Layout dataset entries
━━━━━━━━━━━━━━━━━━━━

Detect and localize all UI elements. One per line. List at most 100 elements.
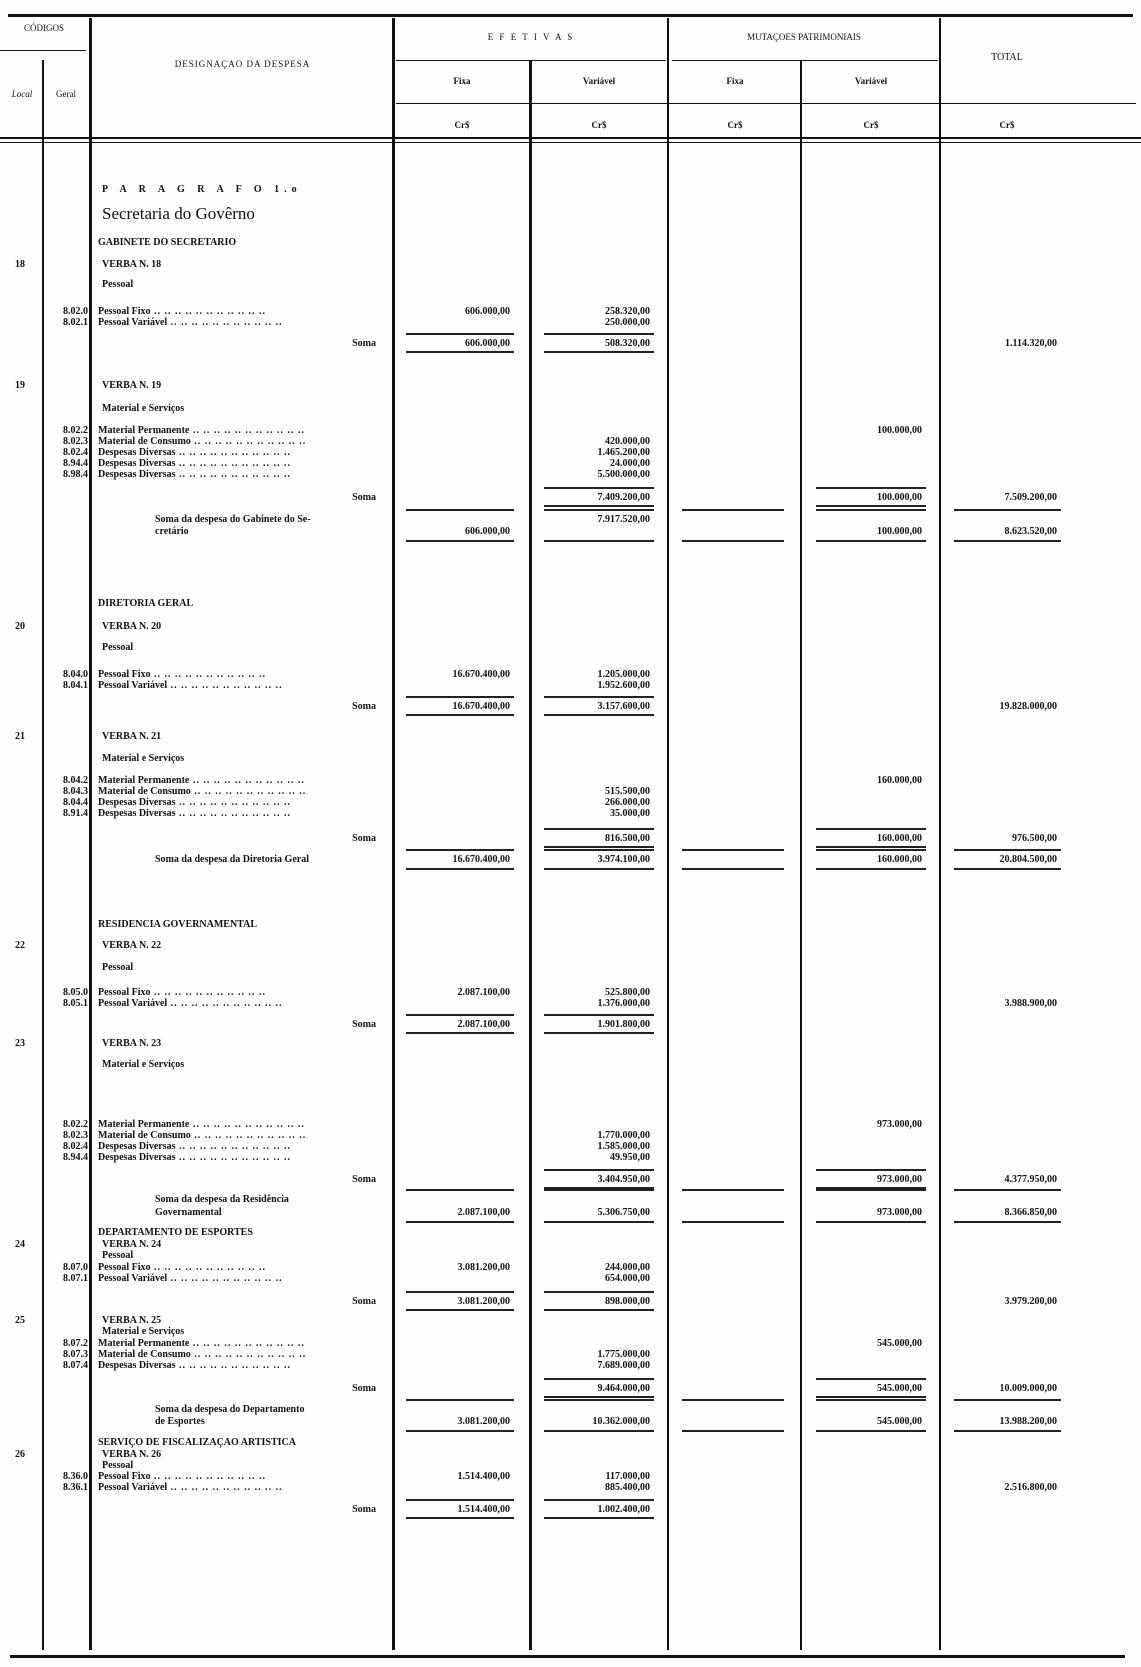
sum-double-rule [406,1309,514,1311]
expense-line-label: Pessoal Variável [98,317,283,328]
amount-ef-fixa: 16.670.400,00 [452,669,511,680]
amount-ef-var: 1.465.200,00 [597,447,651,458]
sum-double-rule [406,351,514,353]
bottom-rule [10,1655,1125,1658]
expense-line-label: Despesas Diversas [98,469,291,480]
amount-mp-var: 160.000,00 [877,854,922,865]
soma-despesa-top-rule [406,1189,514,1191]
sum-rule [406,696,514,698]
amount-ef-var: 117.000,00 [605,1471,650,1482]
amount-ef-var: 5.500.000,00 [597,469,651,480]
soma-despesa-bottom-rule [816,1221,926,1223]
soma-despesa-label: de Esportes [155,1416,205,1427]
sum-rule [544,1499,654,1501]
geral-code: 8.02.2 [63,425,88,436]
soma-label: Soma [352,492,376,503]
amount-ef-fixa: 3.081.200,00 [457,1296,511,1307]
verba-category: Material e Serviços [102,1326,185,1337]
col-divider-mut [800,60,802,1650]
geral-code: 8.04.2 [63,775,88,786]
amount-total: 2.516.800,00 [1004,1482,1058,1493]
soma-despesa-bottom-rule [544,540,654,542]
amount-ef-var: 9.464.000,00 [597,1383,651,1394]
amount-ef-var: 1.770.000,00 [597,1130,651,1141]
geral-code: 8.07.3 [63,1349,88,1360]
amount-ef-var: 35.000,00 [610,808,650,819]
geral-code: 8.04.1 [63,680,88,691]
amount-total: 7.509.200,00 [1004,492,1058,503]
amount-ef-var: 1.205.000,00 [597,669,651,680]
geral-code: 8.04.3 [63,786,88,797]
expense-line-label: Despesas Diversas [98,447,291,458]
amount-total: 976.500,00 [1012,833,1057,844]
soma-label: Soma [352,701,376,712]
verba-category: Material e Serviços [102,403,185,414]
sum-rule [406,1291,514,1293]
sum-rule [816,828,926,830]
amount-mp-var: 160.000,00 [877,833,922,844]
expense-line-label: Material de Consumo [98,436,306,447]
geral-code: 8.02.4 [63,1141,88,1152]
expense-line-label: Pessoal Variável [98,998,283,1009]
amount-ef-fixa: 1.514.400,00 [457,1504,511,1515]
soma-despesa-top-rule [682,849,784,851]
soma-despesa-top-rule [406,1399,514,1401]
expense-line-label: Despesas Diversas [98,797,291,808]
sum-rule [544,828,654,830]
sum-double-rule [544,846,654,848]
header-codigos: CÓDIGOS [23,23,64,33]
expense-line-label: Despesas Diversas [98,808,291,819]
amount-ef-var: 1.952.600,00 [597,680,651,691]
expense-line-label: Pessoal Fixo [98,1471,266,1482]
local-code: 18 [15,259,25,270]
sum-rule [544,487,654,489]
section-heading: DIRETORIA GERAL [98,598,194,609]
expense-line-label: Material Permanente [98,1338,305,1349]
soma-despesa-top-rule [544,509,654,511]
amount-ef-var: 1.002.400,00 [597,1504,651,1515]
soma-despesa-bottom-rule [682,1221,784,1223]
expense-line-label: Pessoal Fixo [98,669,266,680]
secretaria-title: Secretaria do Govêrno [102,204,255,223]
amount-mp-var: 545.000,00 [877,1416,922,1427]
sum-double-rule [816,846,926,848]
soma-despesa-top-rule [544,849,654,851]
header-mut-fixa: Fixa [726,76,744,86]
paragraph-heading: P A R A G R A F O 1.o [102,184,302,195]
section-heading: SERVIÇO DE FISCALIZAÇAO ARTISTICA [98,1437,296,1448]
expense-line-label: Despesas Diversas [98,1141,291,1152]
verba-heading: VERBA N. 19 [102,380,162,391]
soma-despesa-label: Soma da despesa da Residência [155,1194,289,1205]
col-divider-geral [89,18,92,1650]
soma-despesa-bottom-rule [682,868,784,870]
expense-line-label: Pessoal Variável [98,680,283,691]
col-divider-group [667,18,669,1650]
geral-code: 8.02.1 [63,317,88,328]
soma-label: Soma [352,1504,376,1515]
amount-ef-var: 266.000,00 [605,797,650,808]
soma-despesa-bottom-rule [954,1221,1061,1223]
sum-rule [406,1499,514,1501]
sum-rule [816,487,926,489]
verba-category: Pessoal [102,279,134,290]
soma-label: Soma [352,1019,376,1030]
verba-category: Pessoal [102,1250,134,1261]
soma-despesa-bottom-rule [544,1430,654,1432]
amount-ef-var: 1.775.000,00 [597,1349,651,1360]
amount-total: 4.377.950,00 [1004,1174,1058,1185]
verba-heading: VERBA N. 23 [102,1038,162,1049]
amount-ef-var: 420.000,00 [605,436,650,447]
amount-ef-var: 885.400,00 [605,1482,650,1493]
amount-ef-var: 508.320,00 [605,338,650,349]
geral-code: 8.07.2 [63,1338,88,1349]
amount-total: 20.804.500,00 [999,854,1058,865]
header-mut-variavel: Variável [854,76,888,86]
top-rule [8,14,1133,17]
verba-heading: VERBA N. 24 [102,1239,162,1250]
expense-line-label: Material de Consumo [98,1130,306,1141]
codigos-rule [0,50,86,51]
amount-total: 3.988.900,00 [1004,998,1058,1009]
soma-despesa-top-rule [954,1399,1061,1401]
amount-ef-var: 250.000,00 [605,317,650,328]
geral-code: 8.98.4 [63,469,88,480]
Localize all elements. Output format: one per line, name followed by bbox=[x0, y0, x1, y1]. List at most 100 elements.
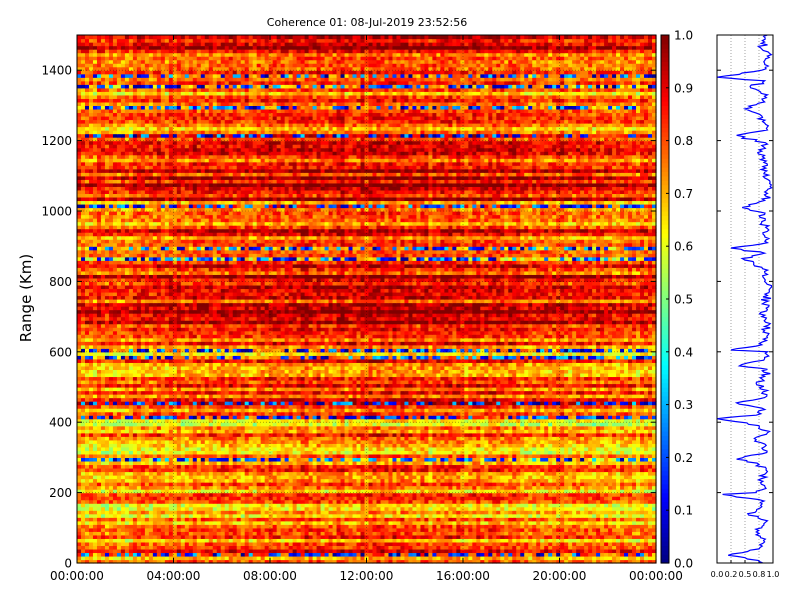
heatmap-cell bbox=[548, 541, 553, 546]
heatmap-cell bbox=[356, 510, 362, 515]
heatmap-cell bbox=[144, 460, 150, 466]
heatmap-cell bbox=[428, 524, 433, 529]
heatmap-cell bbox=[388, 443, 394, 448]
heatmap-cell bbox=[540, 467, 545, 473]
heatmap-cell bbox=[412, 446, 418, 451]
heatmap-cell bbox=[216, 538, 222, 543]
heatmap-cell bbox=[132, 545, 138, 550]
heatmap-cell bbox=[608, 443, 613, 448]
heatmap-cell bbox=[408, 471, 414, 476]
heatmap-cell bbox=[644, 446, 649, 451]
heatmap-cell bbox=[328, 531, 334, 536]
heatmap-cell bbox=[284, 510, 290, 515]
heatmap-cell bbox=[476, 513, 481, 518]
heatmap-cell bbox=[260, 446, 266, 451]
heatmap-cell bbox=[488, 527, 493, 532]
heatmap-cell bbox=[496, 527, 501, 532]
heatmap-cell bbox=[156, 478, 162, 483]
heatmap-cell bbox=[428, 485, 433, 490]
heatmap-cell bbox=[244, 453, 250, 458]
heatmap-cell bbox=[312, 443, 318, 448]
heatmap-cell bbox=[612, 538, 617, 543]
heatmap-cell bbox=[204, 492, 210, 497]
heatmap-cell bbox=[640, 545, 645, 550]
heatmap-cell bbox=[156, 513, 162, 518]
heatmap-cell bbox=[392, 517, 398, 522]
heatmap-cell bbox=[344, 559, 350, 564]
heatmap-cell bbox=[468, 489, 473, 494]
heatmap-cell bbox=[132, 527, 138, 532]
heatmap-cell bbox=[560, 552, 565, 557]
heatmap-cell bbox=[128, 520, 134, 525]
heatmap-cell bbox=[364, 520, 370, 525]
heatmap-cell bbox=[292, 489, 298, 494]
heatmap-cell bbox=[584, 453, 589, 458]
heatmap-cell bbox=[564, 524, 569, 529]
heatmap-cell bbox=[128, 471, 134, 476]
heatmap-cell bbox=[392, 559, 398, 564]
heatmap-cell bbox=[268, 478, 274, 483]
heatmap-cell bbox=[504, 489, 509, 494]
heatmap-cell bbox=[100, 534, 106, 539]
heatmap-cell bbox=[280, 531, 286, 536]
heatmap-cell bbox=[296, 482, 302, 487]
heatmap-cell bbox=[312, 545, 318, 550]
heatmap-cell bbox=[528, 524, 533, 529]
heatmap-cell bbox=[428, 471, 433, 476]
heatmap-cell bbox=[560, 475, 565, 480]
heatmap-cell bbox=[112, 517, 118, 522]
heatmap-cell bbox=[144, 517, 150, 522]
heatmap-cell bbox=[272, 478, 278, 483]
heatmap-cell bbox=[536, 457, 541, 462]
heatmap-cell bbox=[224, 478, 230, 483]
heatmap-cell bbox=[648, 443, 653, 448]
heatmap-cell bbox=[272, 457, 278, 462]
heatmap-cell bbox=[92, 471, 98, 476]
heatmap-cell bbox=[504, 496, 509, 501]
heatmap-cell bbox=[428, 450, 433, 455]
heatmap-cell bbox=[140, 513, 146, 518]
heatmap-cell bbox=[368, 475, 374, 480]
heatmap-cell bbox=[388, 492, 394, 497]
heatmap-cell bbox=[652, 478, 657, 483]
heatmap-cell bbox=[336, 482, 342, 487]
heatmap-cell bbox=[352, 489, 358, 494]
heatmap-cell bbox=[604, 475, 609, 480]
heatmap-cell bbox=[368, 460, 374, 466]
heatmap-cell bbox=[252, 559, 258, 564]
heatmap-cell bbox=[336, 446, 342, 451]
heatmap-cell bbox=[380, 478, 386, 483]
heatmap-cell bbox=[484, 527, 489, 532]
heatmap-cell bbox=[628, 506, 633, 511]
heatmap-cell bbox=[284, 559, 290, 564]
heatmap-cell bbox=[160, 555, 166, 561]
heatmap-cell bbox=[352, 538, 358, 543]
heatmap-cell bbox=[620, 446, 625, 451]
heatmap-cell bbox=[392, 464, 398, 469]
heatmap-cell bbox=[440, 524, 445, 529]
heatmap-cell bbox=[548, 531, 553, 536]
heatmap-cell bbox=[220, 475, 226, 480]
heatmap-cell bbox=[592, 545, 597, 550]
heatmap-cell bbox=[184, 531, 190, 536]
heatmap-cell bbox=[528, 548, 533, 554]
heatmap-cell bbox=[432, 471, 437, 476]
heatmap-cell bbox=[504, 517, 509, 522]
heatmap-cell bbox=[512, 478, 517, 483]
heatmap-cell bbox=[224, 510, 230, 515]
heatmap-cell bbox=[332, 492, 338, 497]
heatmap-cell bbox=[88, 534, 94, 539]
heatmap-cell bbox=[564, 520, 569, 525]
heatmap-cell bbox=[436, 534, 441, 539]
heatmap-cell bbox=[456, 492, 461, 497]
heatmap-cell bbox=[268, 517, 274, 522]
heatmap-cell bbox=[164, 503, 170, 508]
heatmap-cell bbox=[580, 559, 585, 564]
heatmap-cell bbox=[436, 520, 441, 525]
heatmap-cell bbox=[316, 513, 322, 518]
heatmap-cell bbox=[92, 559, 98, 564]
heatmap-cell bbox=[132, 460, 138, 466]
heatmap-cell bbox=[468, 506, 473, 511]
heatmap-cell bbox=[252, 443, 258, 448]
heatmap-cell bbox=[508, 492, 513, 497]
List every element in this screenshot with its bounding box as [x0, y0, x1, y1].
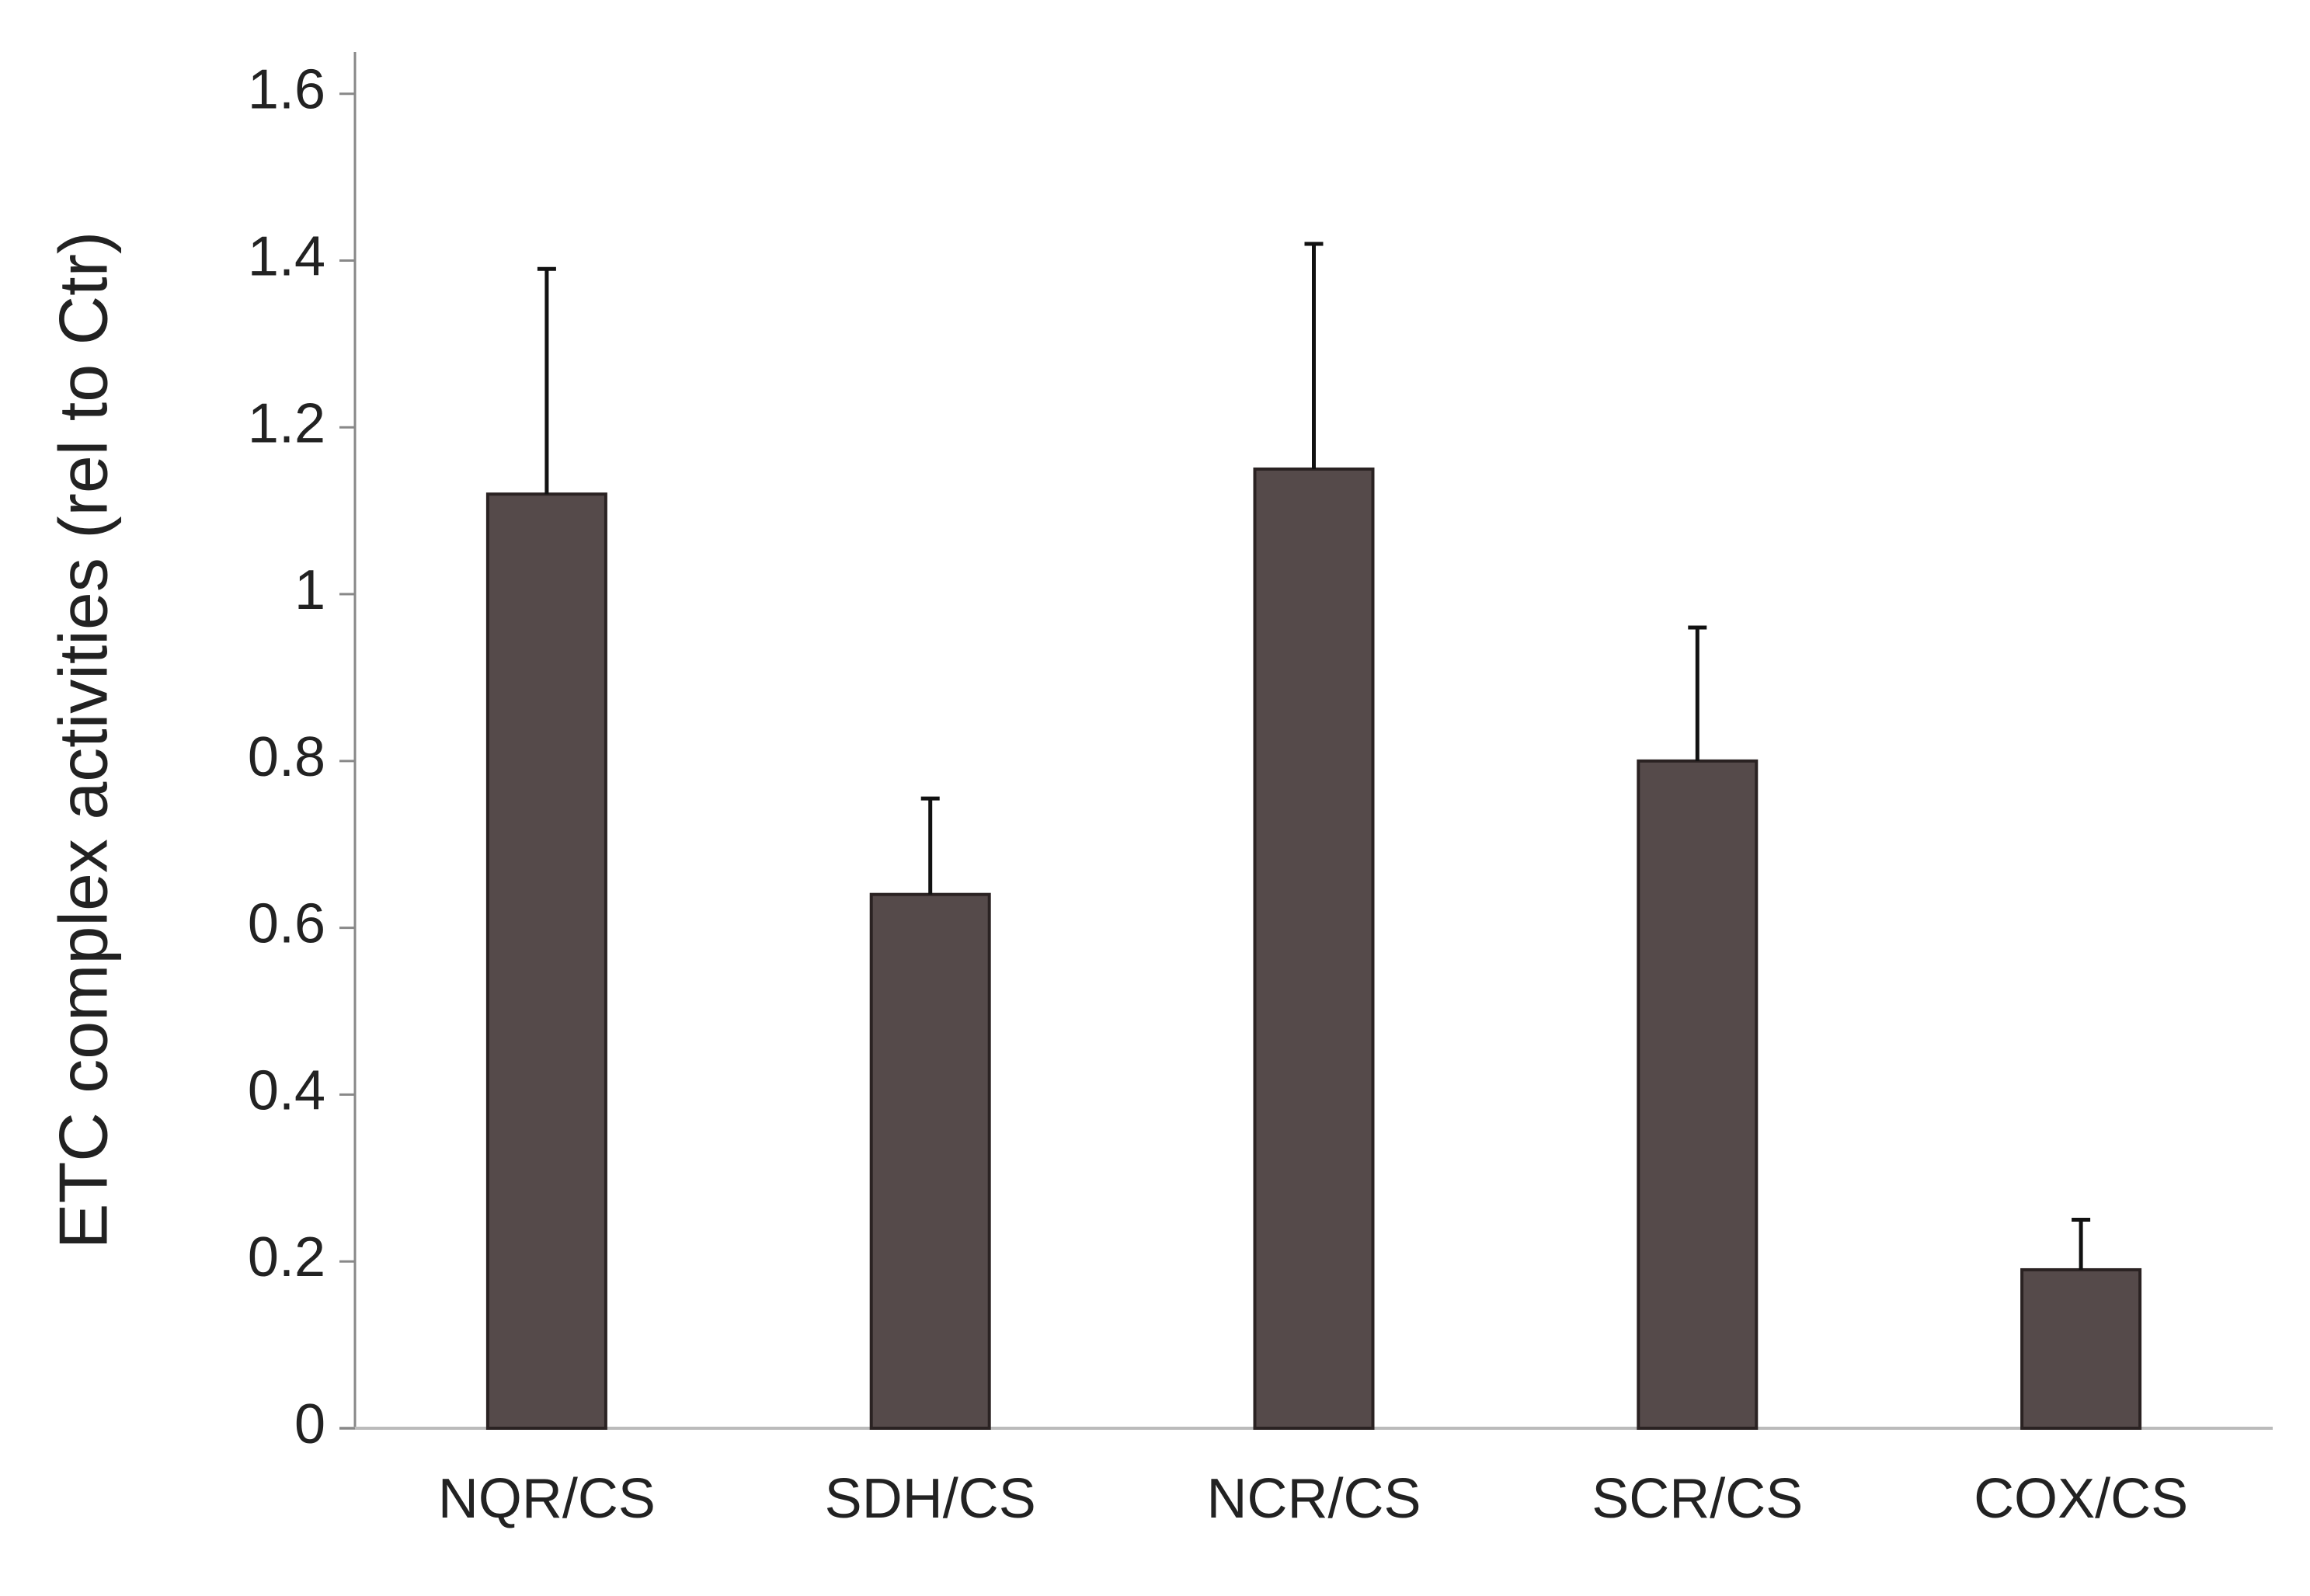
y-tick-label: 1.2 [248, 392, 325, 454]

━━━━━━━━━━━━━━━━━━━━

» **SET PROBLEM**
Put the lines of the listing into a Markdown table with the columns "Row" and "Line", starting with the line containing "sum-double-rule [406,1309,514,1311]" and continuing through the line containing "amount-mp-var: 160.000,00 [877,854,922,865]". Leave out any blank lines.

» **CORRECT OUTPUT**
| Row | Line |
|---|---|
| 1 | sum-double-rule [406,1309,514,1311] |
| 2 | expense-line-label: Pessoal Variável [98,317,283,328] |
| 3 | amount-ef-fixa: 16.670.400,00 [452,669,511,680] |
| 4 | amount-ef-var: 1.465.200,00 [597,447,651,458] |
| 5 | sum-double-rule [406,351,514,353] |
| 6 | bottom-rule [10,1655,1125,1658] |
| 7 | expense-line-label: Despesas Diversas [98,469,291,480] |
| 8 | amount-mp-var: 160.000,00 [877,854,922,865] |